- _Given request_: Gather every line from the entries below that includes "username".

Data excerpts
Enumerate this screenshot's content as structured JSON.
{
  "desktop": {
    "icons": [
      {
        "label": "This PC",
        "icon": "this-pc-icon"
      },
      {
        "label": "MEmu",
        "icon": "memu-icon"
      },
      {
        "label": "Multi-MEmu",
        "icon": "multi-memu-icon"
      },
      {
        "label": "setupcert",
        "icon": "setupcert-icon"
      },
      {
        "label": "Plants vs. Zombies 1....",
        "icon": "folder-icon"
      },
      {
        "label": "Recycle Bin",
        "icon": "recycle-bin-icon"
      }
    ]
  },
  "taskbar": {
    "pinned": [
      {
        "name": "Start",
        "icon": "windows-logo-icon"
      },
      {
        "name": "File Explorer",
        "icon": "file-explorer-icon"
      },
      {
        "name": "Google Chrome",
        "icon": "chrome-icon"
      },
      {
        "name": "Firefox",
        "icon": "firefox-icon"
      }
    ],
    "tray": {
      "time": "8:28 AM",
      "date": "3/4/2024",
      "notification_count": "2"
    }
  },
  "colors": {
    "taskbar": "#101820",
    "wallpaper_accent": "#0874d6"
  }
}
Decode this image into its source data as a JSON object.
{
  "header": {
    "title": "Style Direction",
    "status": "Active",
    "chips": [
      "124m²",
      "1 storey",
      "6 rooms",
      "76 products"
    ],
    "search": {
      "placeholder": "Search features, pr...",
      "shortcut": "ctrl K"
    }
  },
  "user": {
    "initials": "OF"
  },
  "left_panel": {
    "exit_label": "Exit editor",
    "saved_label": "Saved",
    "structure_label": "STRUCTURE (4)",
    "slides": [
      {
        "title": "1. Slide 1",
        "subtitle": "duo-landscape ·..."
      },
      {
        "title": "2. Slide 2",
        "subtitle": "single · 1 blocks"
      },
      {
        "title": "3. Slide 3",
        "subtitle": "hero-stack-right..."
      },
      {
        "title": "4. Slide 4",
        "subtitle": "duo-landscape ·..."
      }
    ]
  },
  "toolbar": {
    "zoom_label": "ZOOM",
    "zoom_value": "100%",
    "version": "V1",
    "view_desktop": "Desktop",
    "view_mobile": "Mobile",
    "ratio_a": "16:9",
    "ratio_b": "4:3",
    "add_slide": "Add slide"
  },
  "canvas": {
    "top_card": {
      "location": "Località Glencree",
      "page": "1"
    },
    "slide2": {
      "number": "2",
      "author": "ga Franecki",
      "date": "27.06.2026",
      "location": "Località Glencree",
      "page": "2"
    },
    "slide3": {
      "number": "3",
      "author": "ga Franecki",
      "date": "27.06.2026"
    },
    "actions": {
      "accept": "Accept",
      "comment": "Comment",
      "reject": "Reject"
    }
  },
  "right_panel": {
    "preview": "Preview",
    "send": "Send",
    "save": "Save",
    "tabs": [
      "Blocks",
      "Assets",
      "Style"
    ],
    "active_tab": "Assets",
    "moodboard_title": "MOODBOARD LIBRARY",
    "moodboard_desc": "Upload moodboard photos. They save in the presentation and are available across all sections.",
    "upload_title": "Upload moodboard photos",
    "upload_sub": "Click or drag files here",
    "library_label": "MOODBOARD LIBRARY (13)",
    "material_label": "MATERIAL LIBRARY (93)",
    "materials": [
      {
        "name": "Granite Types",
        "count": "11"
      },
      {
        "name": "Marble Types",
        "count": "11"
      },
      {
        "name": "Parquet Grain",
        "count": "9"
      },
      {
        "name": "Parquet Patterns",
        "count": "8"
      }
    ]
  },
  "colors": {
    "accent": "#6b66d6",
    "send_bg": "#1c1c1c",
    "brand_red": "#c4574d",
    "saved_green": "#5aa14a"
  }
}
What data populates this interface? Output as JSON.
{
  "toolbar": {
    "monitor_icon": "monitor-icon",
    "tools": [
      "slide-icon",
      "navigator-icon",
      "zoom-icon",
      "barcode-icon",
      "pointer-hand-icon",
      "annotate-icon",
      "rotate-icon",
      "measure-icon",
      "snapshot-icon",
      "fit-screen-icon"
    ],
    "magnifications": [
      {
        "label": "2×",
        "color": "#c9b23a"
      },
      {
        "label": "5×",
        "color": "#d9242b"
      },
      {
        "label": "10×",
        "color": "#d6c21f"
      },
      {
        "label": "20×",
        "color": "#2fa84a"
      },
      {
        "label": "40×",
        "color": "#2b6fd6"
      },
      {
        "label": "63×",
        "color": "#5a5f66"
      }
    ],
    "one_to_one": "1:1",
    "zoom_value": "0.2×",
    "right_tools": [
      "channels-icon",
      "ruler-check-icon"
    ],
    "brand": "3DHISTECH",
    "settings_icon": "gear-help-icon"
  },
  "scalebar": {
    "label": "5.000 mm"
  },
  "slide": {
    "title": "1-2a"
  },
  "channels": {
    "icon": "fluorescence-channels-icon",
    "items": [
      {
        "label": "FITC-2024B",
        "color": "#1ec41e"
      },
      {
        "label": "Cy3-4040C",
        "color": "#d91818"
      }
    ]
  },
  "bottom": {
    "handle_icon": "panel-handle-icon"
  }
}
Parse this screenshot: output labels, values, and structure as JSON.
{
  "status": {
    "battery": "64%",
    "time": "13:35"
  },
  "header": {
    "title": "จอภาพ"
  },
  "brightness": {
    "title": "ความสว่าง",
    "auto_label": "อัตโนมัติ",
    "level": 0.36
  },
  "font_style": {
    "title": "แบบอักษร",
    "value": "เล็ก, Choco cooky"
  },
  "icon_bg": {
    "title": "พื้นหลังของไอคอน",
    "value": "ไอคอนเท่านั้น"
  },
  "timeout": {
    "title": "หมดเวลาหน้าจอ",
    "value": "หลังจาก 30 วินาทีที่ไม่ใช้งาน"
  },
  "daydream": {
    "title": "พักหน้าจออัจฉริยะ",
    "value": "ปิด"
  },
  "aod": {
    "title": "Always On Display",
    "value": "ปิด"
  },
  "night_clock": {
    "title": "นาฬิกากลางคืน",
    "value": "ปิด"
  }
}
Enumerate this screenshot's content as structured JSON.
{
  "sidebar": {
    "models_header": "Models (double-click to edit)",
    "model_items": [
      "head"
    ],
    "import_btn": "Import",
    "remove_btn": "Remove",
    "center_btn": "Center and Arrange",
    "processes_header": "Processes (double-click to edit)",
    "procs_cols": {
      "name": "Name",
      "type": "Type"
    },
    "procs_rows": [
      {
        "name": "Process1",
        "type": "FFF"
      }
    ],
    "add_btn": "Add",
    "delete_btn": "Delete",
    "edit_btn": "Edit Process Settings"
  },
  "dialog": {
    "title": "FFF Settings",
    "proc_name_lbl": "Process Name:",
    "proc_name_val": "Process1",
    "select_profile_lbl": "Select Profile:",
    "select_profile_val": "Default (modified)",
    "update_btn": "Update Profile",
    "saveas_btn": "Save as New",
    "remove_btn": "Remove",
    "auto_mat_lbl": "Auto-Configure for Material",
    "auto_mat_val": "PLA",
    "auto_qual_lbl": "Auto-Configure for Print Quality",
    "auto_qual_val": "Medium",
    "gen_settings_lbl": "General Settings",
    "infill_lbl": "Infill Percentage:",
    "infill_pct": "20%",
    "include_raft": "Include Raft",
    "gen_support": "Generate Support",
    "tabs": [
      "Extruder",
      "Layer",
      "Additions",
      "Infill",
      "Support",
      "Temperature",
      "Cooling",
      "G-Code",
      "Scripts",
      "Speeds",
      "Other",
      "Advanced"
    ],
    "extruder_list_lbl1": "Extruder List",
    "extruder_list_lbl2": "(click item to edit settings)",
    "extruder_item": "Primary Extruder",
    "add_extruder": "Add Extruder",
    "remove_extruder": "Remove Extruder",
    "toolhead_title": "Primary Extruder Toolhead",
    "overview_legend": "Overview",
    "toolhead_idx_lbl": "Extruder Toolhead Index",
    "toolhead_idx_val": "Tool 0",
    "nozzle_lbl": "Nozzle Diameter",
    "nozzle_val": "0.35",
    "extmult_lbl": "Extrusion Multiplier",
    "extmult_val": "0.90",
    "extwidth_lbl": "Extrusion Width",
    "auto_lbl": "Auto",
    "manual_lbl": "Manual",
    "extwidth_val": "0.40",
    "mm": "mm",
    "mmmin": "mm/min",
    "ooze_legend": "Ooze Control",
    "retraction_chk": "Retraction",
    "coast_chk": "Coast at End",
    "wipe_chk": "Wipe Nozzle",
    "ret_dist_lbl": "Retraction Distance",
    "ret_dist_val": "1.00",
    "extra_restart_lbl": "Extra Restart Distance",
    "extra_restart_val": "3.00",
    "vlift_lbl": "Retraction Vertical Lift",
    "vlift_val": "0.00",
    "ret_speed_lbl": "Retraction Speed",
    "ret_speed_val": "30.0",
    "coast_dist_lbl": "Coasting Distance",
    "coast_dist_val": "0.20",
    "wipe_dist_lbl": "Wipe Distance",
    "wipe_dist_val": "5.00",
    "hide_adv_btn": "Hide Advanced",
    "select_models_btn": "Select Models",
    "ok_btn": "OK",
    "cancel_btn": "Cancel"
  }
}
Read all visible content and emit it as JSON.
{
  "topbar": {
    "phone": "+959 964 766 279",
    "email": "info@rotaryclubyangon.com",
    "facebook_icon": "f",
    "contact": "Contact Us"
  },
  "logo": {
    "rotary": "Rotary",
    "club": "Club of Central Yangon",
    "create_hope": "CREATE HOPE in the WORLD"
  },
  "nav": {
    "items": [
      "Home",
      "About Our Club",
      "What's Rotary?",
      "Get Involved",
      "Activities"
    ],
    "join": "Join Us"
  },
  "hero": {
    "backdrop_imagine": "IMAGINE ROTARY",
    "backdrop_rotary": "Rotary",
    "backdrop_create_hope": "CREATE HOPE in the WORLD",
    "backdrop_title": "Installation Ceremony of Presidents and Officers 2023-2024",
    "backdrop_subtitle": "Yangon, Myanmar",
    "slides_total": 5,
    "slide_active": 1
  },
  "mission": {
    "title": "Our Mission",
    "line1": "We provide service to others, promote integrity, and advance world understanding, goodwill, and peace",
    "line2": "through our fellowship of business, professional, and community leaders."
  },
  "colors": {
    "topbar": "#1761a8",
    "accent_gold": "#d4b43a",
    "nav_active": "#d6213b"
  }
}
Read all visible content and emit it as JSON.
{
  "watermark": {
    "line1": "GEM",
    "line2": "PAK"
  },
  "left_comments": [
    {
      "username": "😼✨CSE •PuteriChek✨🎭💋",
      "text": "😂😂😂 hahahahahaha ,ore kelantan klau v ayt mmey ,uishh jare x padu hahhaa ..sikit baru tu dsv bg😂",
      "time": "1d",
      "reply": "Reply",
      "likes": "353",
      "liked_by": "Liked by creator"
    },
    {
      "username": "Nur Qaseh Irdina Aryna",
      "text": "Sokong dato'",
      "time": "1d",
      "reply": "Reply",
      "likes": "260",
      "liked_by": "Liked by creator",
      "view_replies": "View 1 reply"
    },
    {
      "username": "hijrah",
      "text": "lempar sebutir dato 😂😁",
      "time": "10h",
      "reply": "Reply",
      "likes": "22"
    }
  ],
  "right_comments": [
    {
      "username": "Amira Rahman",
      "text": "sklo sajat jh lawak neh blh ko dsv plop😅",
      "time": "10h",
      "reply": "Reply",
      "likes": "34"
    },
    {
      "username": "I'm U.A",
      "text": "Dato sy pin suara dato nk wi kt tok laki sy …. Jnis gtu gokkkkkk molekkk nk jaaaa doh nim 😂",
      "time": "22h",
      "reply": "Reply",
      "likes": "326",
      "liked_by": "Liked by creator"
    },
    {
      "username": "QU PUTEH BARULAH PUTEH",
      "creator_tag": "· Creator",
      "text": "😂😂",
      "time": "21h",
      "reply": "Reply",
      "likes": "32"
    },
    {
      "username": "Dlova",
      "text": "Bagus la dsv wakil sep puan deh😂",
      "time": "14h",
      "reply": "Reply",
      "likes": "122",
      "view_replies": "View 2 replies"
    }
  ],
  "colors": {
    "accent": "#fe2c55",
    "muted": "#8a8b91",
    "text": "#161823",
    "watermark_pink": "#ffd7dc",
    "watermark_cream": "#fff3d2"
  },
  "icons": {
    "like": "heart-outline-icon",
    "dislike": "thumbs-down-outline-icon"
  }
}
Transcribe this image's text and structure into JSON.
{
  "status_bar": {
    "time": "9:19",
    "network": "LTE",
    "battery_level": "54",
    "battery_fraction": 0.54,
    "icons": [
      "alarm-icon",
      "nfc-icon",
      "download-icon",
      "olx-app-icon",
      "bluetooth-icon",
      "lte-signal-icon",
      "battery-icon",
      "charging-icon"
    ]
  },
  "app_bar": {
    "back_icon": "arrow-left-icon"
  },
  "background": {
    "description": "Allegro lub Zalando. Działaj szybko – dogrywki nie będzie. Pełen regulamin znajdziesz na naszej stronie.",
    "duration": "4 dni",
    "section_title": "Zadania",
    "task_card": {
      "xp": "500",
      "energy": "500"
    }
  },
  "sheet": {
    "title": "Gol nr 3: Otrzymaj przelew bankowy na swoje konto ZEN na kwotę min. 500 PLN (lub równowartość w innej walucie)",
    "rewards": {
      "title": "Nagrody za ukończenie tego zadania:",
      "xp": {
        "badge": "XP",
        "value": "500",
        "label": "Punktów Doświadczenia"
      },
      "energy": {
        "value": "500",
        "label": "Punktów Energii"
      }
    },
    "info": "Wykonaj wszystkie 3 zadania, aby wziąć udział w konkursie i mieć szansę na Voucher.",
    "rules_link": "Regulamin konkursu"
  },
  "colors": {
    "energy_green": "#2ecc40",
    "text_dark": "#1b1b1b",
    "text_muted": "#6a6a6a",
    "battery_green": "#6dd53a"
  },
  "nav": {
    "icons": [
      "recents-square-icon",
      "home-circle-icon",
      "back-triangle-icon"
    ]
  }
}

- _Exercise output_:
      "username": "😼✨CSE •PuteriChek✨🎭💋",
      "username": "Nur Qaseh Irdina Aryna",
      "username": "hijrah",
      "username": "Amira Rahman",
      "username": "I'm U.A",
      "username": "QU PUTEH BARULAH PUTEH",
      "username": "Dlova",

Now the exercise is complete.